== Exercise requirements ==
Pictures do not belong in the copy; restate the records below word for word.

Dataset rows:
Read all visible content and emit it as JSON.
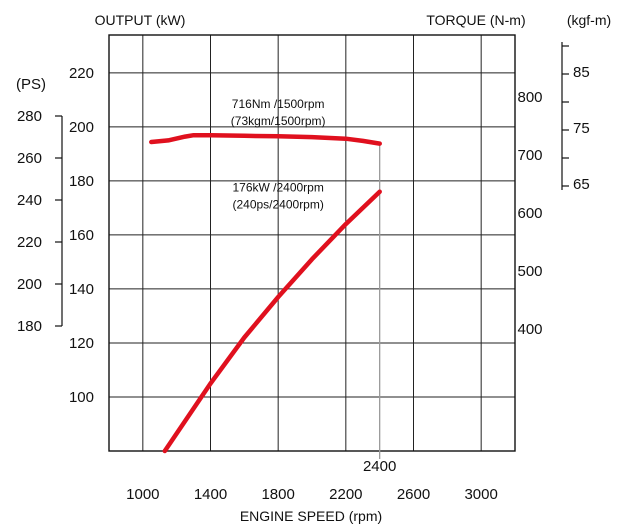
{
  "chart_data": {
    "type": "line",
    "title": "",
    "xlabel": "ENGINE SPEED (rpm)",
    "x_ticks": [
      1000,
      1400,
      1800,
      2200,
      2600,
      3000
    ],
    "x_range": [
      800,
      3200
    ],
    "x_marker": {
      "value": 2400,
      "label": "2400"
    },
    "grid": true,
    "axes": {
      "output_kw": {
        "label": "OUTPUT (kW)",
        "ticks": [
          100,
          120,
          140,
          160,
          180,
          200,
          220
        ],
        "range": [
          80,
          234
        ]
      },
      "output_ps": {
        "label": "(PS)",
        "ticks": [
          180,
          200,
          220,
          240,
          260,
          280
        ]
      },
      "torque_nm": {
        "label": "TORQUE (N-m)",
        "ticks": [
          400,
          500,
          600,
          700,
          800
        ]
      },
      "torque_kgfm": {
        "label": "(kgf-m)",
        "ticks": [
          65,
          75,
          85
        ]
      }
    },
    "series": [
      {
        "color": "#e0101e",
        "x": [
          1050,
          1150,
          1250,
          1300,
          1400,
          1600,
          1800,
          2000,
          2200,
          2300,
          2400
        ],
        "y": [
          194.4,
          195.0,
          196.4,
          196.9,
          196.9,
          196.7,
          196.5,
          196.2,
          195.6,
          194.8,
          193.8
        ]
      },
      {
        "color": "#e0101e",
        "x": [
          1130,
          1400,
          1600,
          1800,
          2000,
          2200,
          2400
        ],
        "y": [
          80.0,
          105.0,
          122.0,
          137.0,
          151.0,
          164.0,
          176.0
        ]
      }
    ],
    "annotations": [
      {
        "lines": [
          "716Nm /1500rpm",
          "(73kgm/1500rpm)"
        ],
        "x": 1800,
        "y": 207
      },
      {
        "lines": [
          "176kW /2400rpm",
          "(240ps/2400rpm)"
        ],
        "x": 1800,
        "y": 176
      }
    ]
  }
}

== Expected answer ==
Read all visible content and emit it as JSON.
{
  "chart_data": {
    "type": "line",
    "title": "",
    "xlabel": "ENGINE SPEED (rpm)",
    "x_ticks": [
      1000,
      1400,
      1800,
      2200,
      2600,
      3000
    ],
    "x_range": [
      800,
      3200
    ],
    "x_marker": {
      "value": 2400,
      "label": "2400"
    },
    "grid": true,
    "axes": {
      "output_kw": {
        "label": "OUTPUT (kW)",
        "ticks": [
          100,
          120,
          140,
          160,
          180,
          200,
          220
        ],
        "range": [
          80,
          234
        ]
      },
      "output_ps": {
        "label": "(PS)",
        "ticks": [
          180,
          200,
          220,
          240,
          260,
          280
        ]
      },
      "torque_nm": {
        "label": "TORQUE (N-m)",
        "ticks": [
          400,
          500,
          600,
          700,
          800
        ]
      },
      "torque_kgfm": {
        "label": "(kgf-m)",
        "ticks": [
          65,
          75,
          85
        ]
      }
    },
    "series": [
      {
        "color": "#e0101e",
        "x": [
          1050,
          1150,
          1250,
          1300,
          1400,
          1600,
          1800,
          2000,
          2200,
          2300,
          2400
        ],
        "y": [
          194.4,
          195.0,
          196.4,
          196.9,
          196.9,
          196.7,
          196.5,
          196.2,
          195.6,
          194.8,
          193.8
        ]
      },
      {
        "color": "#e0101e",
        "x": [
          1130,
          1400,
          1600,
          1800,
          2000,
          2200,
          2400
        ],
        "y": [
          80.0,
          105.0,
          122.0,
          137.0,
          151.0,
          164.0,
          176.0
        ]
      }
    ],
    "annotations": [
      {
        "lines": [
          "716Nm /1500rpm",
          "(73kgm/1500rpm)"
        ],
        "x": 1800,
        "y": 207
      },
      {
        "lines": [
          "176kW /2400rpm",
          "(240ps/2400rpm)"
        ],
        "x": 1800,
        "y": 176
      }
    ]
  }
}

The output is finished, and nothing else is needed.